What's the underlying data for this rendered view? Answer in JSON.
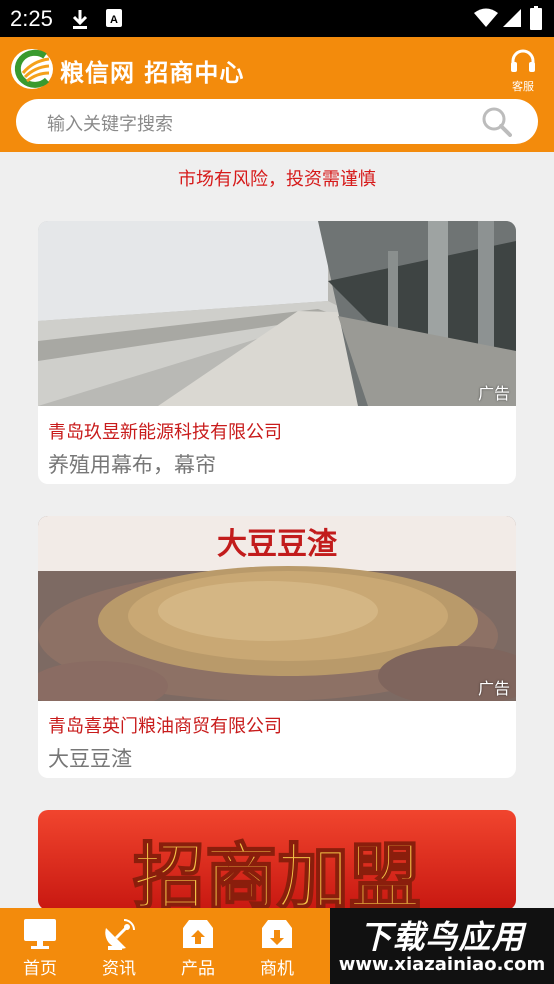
{
  "status_bar": {
    "time": "2:25"
  },
  "header": {
    "title": "粮信网 招商中心",
    "service_label": "客服",
    "search_placeholder": "输入关键字搜索"
  },
  "notice": "市场有风险，投资需谨慎",
  "listings": [
    {
      "company": "青岛玖昱新能源科技有限公司",
      "product": "养殖用幕布，幕帘",
      "badge": "广告"
    },
    {
      "company": "青岛喜英门粮油商贸有限公司",
      "product": "大豆豆渣",
      "badge": "广告",
      "image_text": "大豆豆渣"
    },
    {
      "image_text": "招商加盟"
    }
  ],
  "bottom_nav": [
    {
      "label": "首页",
      "icon": "monitor-icon"
    },
    {
      "label": "资讯",
      "icon": "satellite-dish-icon"
    },
    {
      "label": "产品",
      "icon": "box-up-icon"
    },
    {
      "label": "商机",
      "icon": "box-down-icon"
    }
  ],
  "watermark": {
    "line1": "下载鸟应用",
    "line2": "www.xiazainiao.com"
  },
  "colors": {
    "brand_orange": "#f38b0c",
    "notice_red": "#d61a1a",
    "company_red": "#c81b1b"
  }
}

**What to work on:** Quote each line of the listing exactly, but leave the pictures out.

**Response to this task:**
What's the underlying data for this rendered view? Answer in JSON.
{
  "status_bar": {
    "time": "2:25"
  },
  "header": {
    "title": "粮信网 招商中心",
    "service_label": "客服",
    "search_placeholder": "输入关键字搜索"
  },
  "notice": "市场有风险，投资需谨慎",
  "listings": [
    {
      "company": "青岛玖昱新能源科技有限公司",
      "product": "养殖用幕布，幕帘",
      "badge": "广告"
    },
    {
      "company": "青岛喜英门粮油商贸有限公司",
      "product": "大豆豆渣",
      "badge": "广告",
      "image_text": "大豆豆渣"
    },
    {
      "image_text": "招商加盟"
    }
  ],
  "bottom_nav": [
    {
      "label": "首页",
      "icon": "monitor-icon"
    },
    {
      "label": "资讯",
      "icon": "satellite-dish-icon"
    },
    {
      "label": "产品",
      "icon": "box-up-icon"
    },
    {
      "label": "商机",
      "icon": "box-down-icon"
    }
  ],
  "watermark": {
    "line1": "下载鸟应用",
    "line2": "www.xiazainiao.com"
  },
  "colors": {
    "brand_orange": "#f38b0c",
    "notice_red": "#d61a1a",
    "company_red": "#c81b1b"
  }
}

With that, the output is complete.